• Problem requirements: Rewrite the lines from the first one through the line with "data-label-suicidio: 10,39 bbox=[134, 39, 209, 78]", replacing every "legend-swatch" with "legend-marker" and leaving everything else unchanged. Return only those lines.

• Given records:
————————
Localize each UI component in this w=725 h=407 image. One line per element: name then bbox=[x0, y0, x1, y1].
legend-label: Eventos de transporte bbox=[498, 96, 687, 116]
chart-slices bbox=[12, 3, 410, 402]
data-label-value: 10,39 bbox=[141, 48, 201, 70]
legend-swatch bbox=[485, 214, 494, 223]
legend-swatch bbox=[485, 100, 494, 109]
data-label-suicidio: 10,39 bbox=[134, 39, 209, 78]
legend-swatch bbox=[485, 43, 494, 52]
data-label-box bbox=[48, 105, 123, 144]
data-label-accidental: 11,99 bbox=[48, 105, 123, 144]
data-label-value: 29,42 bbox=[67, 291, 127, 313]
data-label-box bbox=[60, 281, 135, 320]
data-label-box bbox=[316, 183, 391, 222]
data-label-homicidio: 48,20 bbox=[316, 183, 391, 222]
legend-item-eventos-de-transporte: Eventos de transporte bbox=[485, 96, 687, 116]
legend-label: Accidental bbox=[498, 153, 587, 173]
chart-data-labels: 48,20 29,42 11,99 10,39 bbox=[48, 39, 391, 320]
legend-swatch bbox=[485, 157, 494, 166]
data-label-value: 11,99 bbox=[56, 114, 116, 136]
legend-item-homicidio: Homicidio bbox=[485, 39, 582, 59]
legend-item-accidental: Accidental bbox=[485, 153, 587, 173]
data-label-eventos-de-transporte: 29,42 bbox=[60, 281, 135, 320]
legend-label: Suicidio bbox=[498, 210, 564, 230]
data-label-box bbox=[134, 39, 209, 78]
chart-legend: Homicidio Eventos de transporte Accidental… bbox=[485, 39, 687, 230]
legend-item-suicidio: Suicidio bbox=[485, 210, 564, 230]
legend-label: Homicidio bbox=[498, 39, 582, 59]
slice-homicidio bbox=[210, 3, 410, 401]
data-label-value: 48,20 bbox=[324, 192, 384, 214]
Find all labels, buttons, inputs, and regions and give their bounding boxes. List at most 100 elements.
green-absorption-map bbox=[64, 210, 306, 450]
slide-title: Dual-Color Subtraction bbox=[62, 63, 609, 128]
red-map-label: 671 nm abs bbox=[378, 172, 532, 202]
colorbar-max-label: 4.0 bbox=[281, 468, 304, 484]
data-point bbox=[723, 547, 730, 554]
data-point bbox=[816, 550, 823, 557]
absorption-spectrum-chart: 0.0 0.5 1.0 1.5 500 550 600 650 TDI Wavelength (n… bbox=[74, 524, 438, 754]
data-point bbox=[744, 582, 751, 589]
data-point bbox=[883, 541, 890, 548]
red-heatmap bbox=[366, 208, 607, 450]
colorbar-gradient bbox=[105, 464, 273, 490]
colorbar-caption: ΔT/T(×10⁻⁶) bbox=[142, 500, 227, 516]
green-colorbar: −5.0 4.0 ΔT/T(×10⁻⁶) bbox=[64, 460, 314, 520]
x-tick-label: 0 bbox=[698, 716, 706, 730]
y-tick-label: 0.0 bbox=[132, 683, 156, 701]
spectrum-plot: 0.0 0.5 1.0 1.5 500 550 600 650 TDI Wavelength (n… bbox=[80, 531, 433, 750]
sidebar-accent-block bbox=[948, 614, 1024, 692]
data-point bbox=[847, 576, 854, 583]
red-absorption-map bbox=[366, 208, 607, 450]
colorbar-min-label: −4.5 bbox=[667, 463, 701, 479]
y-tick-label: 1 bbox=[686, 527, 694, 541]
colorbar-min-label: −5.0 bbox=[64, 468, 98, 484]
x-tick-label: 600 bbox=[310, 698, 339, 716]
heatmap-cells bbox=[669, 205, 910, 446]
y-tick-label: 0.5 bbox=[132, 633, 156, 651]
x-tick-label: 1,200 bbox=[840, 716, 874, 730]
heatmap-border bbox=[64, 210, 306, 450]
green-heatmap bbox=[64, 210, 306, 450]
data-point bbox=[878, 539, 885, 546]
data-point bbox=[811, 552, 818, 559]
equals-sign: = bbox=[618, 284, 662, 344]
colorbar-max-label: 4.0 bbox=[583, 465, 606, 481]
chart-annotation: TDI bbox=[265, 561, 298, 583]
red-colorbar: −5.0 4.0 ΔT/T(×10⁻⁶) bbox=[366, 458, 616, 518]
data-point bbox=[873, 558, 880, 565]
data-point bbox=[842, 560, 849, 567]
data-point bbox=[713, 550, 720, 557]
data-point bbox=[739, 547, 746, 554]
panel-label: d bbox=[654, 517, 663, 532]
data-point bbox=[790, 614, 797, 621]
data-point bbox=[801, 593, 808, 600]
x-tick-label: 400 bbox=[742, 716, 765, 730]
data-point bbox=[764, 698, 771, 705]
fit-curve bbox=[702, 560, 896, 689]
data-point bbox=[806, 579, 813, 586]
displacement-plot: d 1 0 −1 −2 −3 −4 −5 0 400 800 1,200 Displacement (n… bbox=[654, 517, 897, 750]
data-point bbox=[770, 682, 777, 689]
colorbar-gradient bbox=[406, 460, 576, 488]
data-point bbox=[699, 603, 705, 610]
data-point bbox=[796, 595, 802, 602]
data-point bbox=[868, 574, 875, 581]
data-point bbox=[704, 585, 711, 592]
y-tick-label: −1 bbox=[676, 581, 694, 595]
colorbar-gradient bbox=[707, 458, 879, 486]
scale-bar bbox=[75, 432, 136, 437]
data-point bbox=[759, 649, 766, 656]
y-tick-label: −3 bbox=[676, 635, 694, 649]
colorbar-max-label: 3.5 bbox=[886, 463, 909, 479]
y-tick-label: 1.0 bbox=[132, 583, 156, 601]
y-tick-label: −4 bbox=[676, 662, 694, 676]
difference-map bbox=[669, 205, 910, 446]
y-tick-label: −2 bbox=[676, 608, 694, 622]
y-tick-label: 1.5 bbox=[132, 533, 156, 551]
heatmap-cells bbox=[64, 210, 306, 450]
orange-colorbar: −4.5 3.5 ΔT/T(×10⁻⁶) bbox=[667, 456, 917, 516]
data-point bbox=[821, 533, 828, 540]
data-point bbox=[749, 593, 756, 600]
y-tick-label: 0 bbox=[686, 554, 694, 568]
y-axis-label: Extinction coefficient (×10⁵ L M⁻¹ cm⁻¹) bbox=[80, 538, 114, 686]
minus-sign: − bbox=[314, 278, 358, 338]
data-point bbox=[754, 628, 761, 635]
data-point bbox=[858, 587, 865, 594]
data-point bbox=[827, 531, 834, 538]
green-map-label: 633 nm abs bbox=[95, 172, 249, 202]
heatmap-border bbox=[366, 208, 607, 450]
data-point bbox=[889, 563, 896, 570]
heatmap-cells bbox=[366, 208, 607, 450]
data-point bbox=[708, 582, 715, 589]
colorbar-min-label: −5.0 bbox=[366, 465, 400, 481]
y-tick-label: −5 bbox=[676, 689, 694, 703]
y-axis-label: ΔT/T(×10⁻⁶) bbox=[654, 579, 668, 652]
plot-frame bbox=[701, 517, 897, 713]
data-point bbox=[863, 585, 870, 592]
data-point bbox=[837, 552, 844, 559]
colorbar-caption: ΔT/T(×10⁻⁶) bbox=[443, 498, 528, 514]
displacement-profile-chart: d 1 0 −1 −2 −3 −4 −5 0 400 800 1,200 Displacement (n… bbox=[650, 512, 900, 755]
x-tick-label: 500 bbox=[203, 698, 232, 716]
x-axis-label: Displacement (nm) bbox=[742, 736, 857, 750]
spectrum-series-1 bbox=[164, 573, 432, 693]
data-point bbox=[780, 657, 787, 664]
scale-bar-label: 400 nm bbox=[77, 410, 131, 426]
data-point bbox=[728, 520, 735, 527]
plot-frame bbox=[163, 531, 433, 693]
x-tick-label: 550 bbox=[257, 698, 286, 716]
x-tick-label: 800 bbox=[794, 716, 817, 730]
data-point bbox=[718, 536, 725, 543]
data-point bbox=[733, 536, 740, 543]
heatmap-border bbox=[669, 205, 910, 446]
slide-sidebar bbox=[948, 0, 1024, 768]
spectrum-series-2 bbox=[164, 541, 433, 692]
————————
• Correct response:
Localize each UI component in this w=725 h=407 image. One line per element: name then bbox=[x0, y0, x1, y1].
legend-label: Eventos de transporte bbox=[498, 96, 687, 116]
chart-slices bbox=[12, 3, 410, 402]
data-label-value: 10,39 bbox=[141, 48, 201, 70]
legend-marker bbox=[485, 214, 494, 223]
legend-marker bbox=[485, 100, 494, 109]
data-label-suicidio: 10,39 bbox=[134, 39, 209, 78]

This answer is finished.